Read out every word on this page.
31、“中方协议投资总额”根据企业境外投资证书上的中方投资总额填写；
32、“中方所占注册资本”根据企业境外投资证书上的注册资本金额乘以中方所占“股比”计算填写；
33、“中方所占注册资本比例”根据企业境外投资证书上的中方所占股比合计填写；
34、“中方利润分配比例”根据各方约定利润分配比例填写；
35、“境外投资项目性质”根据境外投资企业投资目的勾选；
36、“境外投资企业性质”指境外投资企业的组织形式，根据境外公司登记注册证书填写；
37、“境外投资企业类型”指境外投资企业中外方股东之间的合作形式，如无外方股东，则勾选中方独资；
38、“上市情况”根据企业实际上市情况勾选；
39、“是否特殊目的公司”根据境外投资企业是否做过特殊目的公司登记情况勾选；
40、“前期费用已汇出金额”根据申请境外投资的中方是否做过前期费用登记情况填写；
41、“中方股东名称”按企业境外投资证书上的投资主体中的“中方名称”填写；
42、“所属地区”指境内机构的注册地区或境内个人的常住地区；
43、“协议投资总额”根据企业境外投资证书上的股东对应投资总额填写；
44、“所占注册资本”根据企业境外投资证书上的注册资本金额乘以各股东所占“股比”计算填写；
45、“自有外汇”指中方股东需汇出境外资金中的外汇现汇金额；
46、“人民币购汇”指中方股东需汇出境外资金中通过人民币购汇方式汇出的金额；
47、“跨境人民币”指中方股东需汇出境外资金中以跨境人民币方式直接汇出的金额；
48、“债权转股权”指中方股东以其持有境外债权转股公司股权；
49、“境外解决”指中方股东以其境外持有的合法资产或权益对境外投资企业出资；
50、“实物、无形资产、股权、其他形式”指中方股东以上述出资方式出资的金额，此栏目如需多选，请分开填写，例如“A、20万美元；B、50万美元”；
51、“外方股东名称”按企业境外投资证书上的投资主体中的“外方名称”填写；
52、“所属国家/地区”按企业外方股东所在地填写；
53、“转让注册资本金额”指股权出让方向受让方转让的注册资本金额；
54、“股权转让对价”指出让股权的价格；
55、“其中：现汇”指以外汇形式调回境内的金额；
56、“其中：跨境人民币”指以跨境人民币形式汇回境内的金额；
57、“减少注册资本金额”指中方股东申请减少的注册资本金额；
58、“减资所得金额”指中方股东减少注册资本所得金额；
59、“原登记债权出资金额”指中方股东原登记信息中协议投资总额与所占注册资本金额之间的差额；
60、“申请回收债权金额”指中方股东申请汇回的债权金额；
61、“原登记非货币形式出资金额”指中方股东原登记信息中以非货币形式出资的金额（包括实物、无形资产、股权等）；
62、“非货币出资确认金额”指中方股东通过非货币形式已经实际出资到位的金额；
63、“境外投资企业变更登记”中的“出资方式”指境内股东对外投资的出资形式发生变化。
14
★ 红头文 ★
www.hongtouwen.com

.....

# Goal
Could you quote the material above in full, exactly as it stands?

# Completed exercise
Read out every word on this page.
31、“中方协议投资总额”根据企业境外投资证书上的中方投资总额填写；
32、“中方所占注册资本”根据企业境外投资证书上的注册资本金额乘以中方所占“股比”计算填写；
33、“中方所占注册资本比例”根据企业境外投资证书上的中方所占股比合计填写；
34、“中方利润分配比例”根据各方约定利润分配比例填写；
35、“境外投资项目性质”根据境外投资企业投资目的勾选；
36、“境外投资企业性质”指境外投资企业的组织形式，根据境外公司登记注册证书填写；
37、“境外投资企业类型”指境外投资企业中外方股东之间的合作形式，如无外方股东，则勾选中方独资；
38、“上市情况”根据企业实际上市情况勾选；
39、“是否特殊目的公司”根据境外投资企业是否做过特殊目的公司登记情况勾选；
40、“前期费用已汇出金额”根据申请境外投资的中方是否做过前期费用登记情况填写；
41、“中方股东名称”按企业境外投资证书上的投资主体中的“中方名称”填写；
42、“所属地区”指境内机构的注册地区或境内个人的常住地区；
43、“协议投资总额”根据企业境外投资证书上的股东对应投资总额填写；
44、“所占注册资本”根据企业境外投资证书上的注册资本金额乘以各股东所占“股比”计算填写；
45、“自有外汇”指中方股东需汇出境外资金中的外汇现汇金额；
46、“人民币购汇”指中方股东需汇出境外资金中通过人民币购汇方式汇出的金额；
47、“跨境人民币”指中方股东需汇出境外资金中以跨境人民币方式直接汇出的金额；
48、“债权转股权”指中方股东以其持有境外债权转股公司股权；
49、“境外解决”指中方股东以其境外持有的合法资产或权益对境外投资企业出资；
50、“实物、无形资产、股权、其他形式”指中方股东以上述出资方式出资的金额，此栏目如需多选，请分开填写，例如“A、20万美元；B、50万美元”；
51、“外方股东名称”按企业境外投资证书上的投资主体中的“外方名称”填写；
52、“所属国家/地区”按企业外方股东所在地填写；
53、“转让注册资本金额”指股权出让方向受让方转让的注册资本金额；
54、“股权转让对价”指出让股权的价格；
55、“其中：现汇”指以外汇形式调回境内的金额；
56、“其中：跨境人民币”指以跨境人民币形式汇回境内的金额；
57、“减少注册资本金额”指中方股东申请减少的注册资本金额；
58、“减资所得金额”指中方股东减少注册资本所得金额；
59、“原登记债权出资金额”指中方股东原登记信息中协议投资总额与所占注册资本金额之间的差额；
60、“申请回收债权金额”指中方股东申请汇回的债权金额；
61、“原登记非货币形式出资金额”指中方股东原登记信息中以非货币形式出资的金额（包括实物、无形资产、股权等）；
62、“非货币出资确认金额”指中方股东通过非货币形式已经实际出资到位的金额；
63、“境外投资企业变更登记”中的“出资方式”指境内股东对外投资的出资形式发生变化。
14
★ 红头文 ★
www.hongtouwen.com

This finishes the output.